--- RECORD SET ---
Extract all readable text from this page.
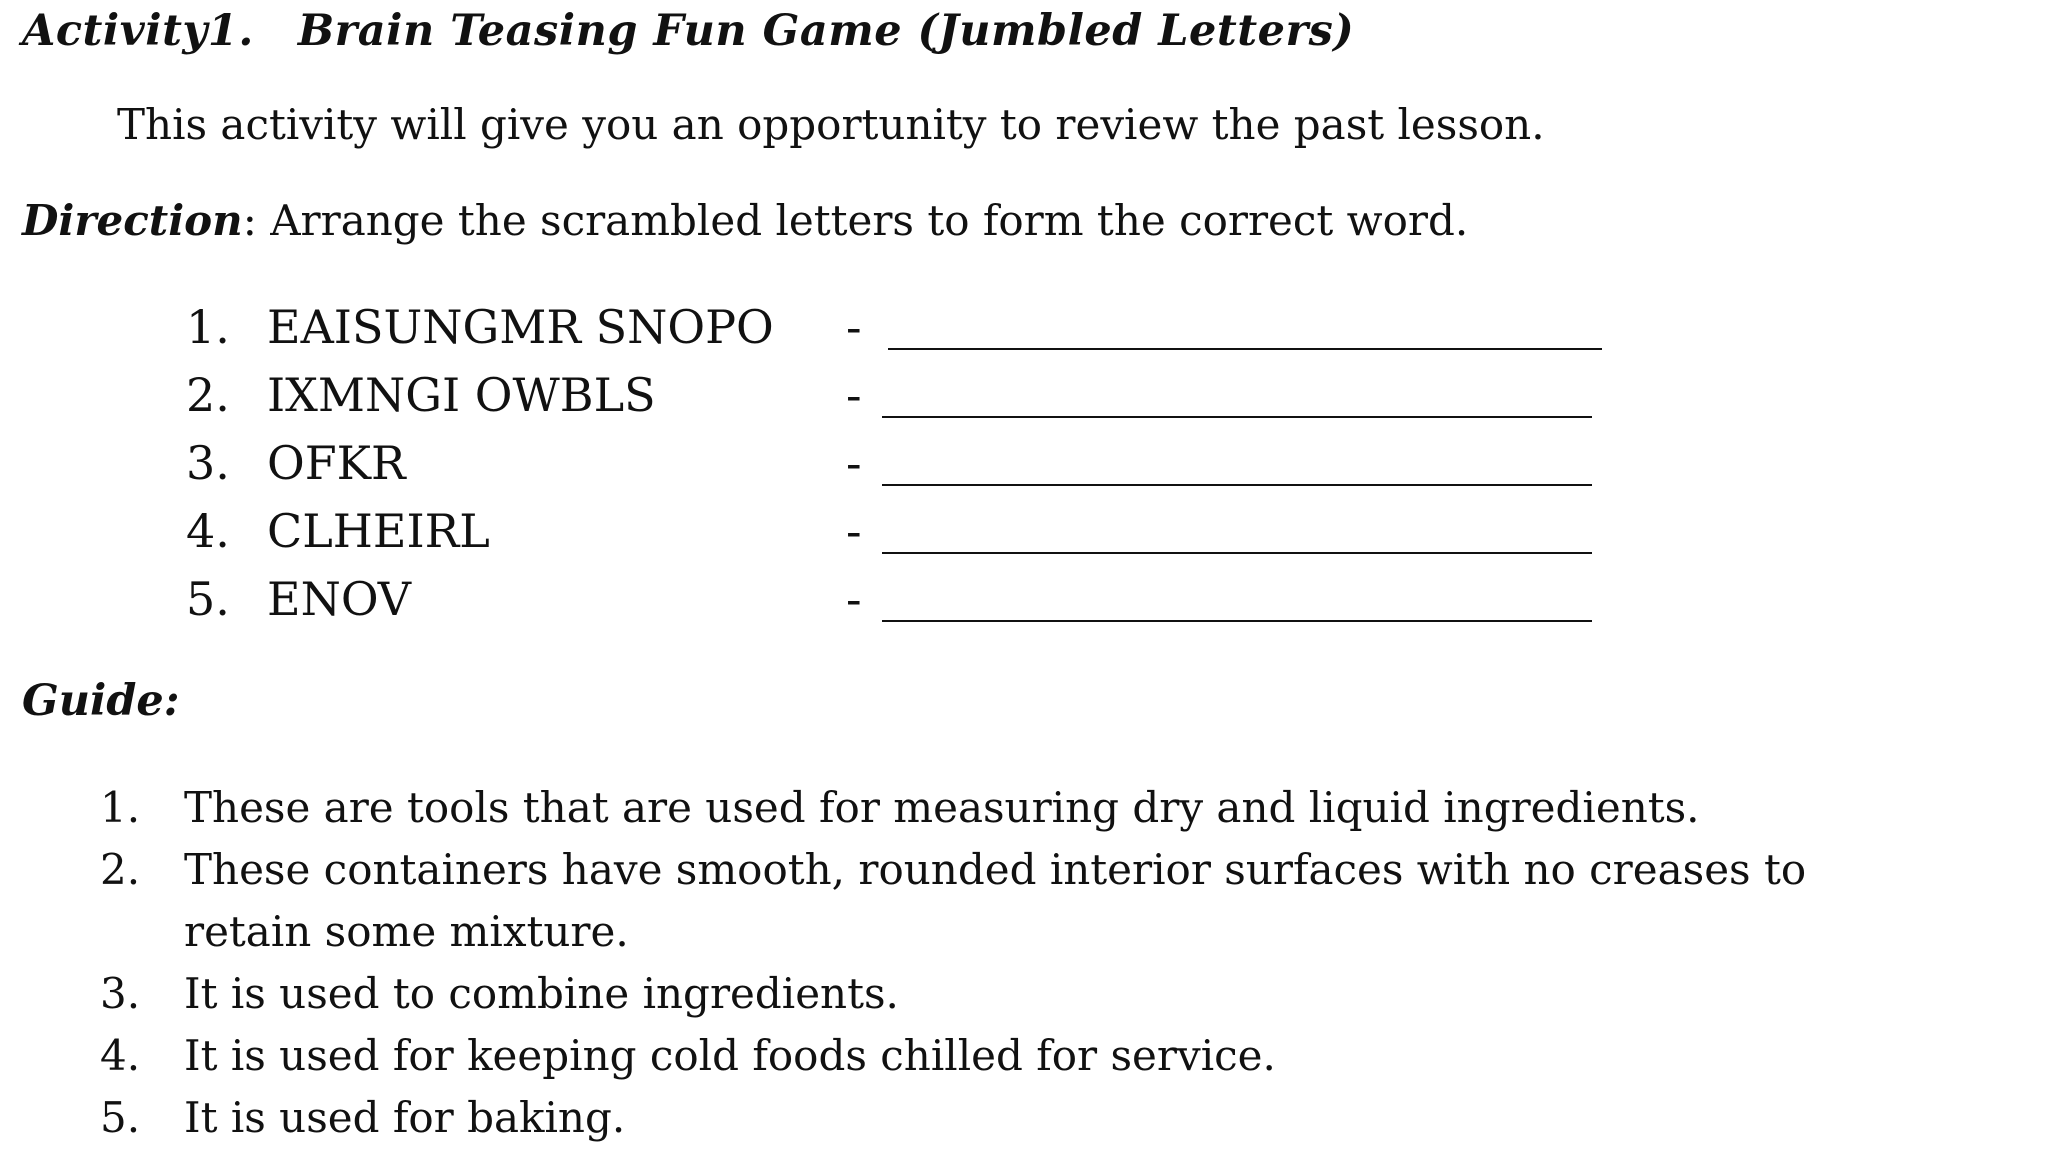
Activity1. Brain Teasing Fun Game (Jumbled Letters)
This activity will give you an opportunity to review the past lesson.
Direction: Arrange the scrambled letters to form the correct word.
1. EAISUNGMR SNOPO -
2. IXMNGI OWBLS	-
3. OFKR	-
4. CLHEIRL	-
5. ENOV	-
Guide:
1. These are tools that are used for measuring dry and liquid ingredients.
2. These containers have smooth, rounded interior surfaces with no creases to
retain some mixture.
3. It is used to combine ingredients.
4. It is used for keeping cold foods chilled for service.
5. It is used for baking.
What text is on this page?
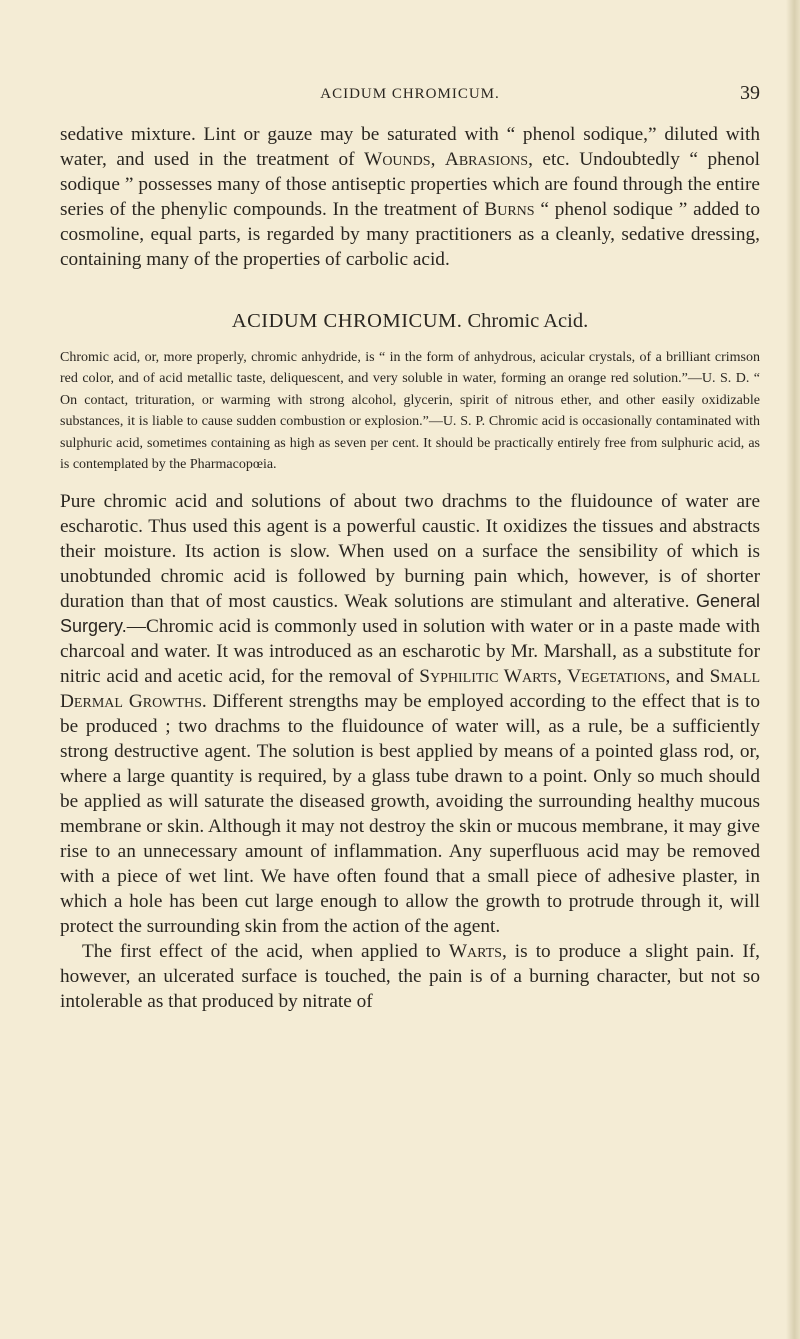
ACIDUM CHROMICUM.	39

sedative mixture. Lint or gauze may be saturated with “ phenol sodique,” diluted with water, and used in the treatment of Wounds, Abrasions, etc. Undoubtedly “ phenol sodique ” possesses many of those antiseptic properties which are found through the entire series of the phenylic compounds. In the treatment of Burns “ phenol sodique ” added to cosmoline, equal parts, is regarded by many practitioners as a cleanly, sedative dressing, containing many of the properties of carbolic acid.

ACIDUM CHROMICUM. Chromic Acid.

Chromic acid, or, more properly, chromic anhydride, is “ in the form of anhydrous, acicular crystals, of a brilliant crimson red color, and of acid metallic taste, deliquescent, and very soluble in water, forming an orange red solution.”—U. S. D. “ On contact, trituration, or warming with strong alcohol, glycerin, spirit of nitrous ether, and other easily oxidizable substances, it is liable to cause sudden combustion or explosion.”—U. S. P. Chromic acid is occasionally contaminated with sulphuric acid, sometimes containing as high as seven per cent. It should be practically entirely free from sulphuric acid, as is contemplated by the Pharmacopœia.

Pure chromic acid and solutions of about two drachms to the fluidounce of water are escharotic. Thus used this agent is a powerful caustic. It oxidizes the tissues and abstracts their moisture. Its action is slow. When used on a surface the sensibility of which is unobtunded chromic acid is followed by burning pain which, however, is of shorter duration than that of most caustics. Weak solutions are stimulant and alterative. General Surgery.—Chromic acid is commonly used in solution with water or in a paste made with charcoal and water. It was introduced as an escharotic by Mr. Marshall, as a substitute for nitric acid and acetic acid, for the removal of Syphilitic Warts, Vegetations, and Small Dermal Growths. Different strengths may be employed according to the effect that is to be produced ; two drachms to the fluidounce of water will, as a rule, be a sufficiently strong destructive agent. The solution is best applied by means of a pointed glass rod, or, where a large quantity is required, by a glass tube drawn to a point. Only so much should be applied as will saturate the diseased growth, avoiding the surrounding healthy mucous membrane or skin. Although it may not destroy the skin or mucous membrane, it may give rise to an unnecessary amount of inflammation. Any superfluous acid may be removed with a piece of wet lint. We have often found that a small piece of adhesive plaster, in which a hole has been cut large enough to allow the growth to protrude through it, will protect the surrounding skin from the action of the agent.

The first effect of the acid, when applied to Warts, is to produce a slight pain. If, however, an ulcerated surface is touched, the pain is of a burning character, but not so intolerable as that produced by nitrate of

--- STATED PROBLEM ---
Look through the material above and pick out each line holding the word "ACIDUM".

--- ANSWER TO THIS EXERCISE ---
ACIDUM CHROMICUM.	39
ACIDUM CHROMICUM. Chromic Acid.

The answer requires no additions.